— begin Input for this task —

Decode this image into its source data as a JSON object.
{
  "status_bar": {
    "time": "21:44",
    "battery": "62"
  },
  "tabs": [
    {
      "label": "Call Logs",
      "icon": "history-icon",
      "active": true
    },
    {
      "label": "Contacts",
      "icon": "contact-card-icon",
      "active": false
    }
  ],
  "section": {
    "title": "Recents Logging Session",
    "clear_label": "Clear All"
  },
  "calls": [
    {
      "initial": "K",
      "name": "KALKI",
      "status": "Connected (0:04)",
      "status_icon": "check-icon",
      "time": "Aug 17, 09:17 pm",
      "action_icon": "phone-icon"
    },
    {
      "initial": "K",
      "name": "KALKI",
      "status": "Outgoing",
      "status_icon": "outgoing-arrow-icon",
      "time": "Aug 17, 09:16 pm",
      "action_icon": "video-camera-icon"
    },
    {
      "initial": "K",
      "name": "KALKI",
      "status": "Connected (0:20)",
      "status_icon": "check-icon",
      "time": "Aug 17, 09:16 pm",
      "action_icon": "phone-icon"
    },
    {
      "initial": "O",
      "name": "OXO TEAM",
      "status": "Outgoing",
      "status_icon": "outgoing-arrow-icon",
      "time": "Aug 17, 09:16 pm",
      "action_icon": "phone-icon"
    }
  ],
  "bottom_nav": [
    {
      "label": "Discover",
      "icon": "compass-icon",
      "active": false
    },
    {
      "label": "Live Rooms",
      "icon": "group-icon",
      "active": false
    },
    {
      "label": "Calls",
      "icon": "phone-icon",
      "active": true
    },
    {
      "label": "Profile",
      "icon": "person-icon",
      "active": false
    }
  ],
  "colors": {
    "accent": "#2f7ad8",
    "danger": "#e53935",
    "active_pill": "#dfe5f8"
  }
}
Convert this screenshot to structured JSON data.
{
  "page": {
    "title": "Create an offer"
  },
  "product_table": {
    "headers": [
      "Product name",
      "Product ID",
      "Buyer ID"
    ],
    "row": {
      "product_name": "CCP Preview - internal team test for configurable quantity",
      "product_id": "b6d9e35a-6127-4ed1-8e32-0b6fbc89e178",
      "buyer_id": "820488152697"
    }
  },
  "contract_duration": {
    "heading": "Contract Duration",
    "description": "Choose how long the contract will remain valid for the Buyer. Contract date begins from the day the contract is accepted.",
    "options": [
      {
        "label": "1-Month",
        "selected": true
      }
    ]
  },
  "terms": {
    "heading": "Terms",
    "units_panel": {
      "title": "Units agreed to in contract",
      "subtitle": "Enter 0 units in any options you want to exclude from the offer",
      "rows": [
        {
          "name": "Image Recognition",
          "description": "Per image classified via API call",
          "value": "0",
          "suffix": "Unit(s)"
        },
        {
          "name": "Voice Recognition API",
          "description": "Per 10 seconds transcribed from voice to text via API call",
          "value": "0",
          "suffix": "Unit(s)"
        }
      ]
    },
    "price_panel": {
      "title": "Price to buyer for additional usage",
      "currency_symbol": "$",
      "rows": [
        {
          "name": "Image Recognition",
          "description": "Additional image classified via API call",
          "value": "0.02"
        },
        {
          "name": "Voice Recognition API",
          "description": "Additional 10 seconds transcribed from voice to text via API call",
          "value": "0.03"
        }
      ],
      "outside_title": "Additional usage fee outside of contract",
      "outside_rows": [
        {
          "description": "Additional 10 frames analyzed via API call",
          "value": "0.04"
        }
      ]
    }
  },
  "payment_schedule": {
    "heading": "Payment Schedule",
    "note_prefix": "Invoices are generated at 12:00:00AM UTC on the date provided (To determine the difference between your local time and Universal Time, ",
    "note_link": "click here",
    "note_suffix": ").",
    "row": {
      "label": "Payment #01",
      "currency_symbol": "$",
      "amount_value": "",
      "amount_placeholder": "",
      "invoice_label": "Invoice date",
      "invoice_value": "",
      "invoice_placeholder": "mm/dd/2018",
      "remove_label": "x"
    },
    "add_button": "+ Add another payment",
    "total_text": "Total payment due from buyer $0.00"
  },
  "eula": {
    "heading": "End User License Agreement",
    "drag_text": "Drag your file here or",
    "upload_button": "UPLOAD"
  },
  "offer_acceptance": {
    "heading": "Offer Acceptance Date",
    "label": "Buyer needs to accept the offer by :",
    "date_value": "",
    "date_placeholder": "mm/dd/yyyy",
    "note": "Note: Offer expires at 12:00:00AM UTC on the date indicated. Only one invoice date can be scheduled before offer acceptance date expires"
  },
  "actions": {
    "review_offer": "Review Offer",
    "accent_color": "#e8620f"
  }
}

— end Input for this task —

*Task description*. Write out every line from the records above, word for word.

*Correct response*.
Decode this image into its source data as a JSON object.
{
  "status_bar": {
    "time": "21:44",
    "battery": "62"
  },
  "tabs": [
    {
      "label": "Call Logs",
      "icon": "history-icon",
      "active": true
    },
    {
      "label": "Contacts",
      "icon": "contact-card-icon",
      "active": false
    }
  ],
  "section": {
    "title": "Recents Logging Session",
    "clear_label": "Clear All"
  },
  "calls": [
    {
      "initial": "K",
      "name": "KALKI",
      "status": "Connected (0:04)",
      "status_icon": "check-icon",
      "time": "Aug 17, 09:17 pm",
      "action_icon": "phone-icon"
    },
    {
      "initial": "K",
      "name": "KALKI",
      "status": "Outgoing",
      "status_icon": "outgoing-arrow-icon",
      "time": "Aug 17, 09:16 pm",
      "action_icon": "video-camera-icon"
    },
    {
      "initial": "K",
      "name": "KALKI",
      "status": "Connected (0:20)",
      "status_icon": "check-icon",
      "time": "Aug 17, 09:16 pm",
      "action_icon": "phone-icon"
    },
    {
      "initial": "O",
      "name": "OXO TEAM",
      "status": "Outgoing",
      "status_icon": "outgoing-arrow-icon",
      "time": "Aug 17, 09:16 pm",
      "action_icon": "phone-icon"
    }
  ],
  "bottom_nav": [
    {
      "label": "Discover",
      "icon": "compass-icon",
      "active": false
    },
    {
      "label": "Live Rooms",
      "icon": "group-icon",
      "active": false
    },
    {
      "label": "Calls",
      "icon": "phone-icon",
      "active": true
    },
    {
      "label": "Profile",
      "icon": "person-icon",
      "active": false
    }
  ],
  "colors": {
    "accent": "#2f7ad8",
    "danger": "#e53935",
    "active_pill": "#dfe5f8"
  }
}
Convert this screenshot to structured JSON data.
{
  "page": {
    "title": "Create an offer"
  },
  "product_table": {
    "headers": [
      "Product name",
      "Product ID",
      "Buyer ID"
    ],
    "row": {
      "product_name": "CCP Preview - internal team test for configurable quantity",
      "product_id": "b6d9e35a-6127-4ed1-8e32-0b6fbc89e178",
      "buyer_id": "820488152697"
    }
  },
  "contract_duration": {
    "heading": "Contract Duration",
    "description": "Choose how long the contract will remain valid for the Buyer. Contract date begins from the day the contract is accepted.",
    "options": [
      {
        "label": "1-Month",
        "selected": true
      }
    ]
  },
  "terms": {
    "heading": "Terms",
    "units_panel": {
      "title": "Units agreed to in contract",
      "subtitle": "Enter 0 units in any options you want to exclude from the offer",
      "rows": [
        {
          "name": "Image Recognition",
          "description": "Per image classified via API call",
          "value": "0",
          "suffix": "Unit(s)"
        },
        {
          "name": "Voice Recognition API",
          "description": "Per 10 seconds transcribed from voice to text via API call",
          "value": "0",
          "suffix": "Unit(s)"
        }
      ]
    },
    "price_panel": {
      "title": "Price to buyer for additional usage",
      "currency_symbol": "$",
      "rows": [
        {
          "name": "Image Recognition",
          "description": "Additional image classified via API call",
          "value": "0.02"
        },
        {
          "name": "Voice Recognition API",
          "description": "Additional 10 seconds transcribed from voice to text via API call",
          "value": "0.03"
        }
      ],
      "outside_title": "Additional usage fee outside of contract",
      "outside_rows": [
        {
          "description": "Additional 10 frames analyzed via API call",
          "value": "0.04"
        }
      ]
    }
  },
  "payment_schedule": {
    "heading": "Payment Schedule",
    "note_prefix": "Invoices are generated at 12:00:00AM UTC on the date provided (To determine the difference between your local time and Universal Time, ",
    "note_link": "click here",
    "note_suffix": ").",
    "row": {
      "label": "Payment #01",
      "currency_symbol": "$",
      "amount_value": "",
      "amount_placeholder": "",
      "invoice_label": "Invoice date",
      "invoice_value": "",
      "invoice_placeholder": "mm/dd/2018",
      "remove_label": "x"
    },
    "add_button": "+ Add another payment",
    "total_text": "Total payment due from buyer $0.00"
  },
  "eula": {
    "heading": "End User License Agreement",
    "drag_text": "Drag your file here or",
    "upload_button": "UPLOAD"
  },
  "offer_acceptance": {
    "heading": "Offer Acceptance Date",
    "label": "Buyer needs to accept the offer by :",
    "date_value": "",
    "date_placeholder": "mm/dd/yyyy",
    "note": "Note: Offer expires at 12:00:00AM UTC on the date indicated. Only one invoice date can be scheduled before offer acceptance date expires"
  },
  "actions": {
    "review_offer": "Review Offer",
    "accent_color": "#e8620f"
  }
}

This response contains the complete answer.